## begin Task material
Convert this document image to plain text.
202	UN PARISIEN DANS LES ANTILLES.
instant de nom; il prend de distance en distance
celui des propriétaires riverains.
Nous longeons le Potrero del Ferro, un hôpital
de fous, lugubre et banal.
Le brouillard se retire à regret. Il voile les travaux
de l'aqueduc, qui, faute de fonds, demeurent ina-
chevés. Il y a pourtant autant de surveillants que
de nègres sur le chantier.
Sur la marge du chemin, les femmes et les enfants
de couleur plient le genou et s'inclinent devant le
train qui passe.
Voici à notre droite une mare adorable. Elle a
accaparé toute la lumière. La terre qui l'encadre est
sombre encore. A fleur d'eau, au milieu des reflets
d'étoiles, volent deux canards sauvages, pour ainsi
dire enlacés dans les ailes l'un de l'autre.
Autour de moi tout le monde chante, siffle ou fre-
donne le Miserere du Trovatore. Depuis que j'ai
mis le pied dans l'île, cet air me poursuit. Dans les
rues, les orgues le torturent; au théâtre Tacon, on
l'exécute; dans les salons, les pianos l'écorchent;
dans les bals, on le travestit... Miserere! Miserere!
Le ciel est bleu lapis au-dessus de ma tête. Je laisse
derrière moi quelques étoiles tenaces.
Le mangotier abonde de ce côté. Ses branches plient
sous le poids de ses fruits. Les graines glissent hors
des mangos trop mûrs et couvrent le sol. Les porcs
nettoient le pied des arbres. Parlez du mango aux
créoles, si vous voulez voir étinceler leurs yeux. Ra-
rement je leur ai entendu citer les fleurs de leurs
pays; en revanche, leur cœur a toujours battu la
## end Task material
**Instructions for the task:**
Show the lines from the data above that contain the string "plient".

**Completed exercise:**
de couleur plient le genou et s'inclinent devant le
Le mangotier abonde de ce côté. Ses branches plient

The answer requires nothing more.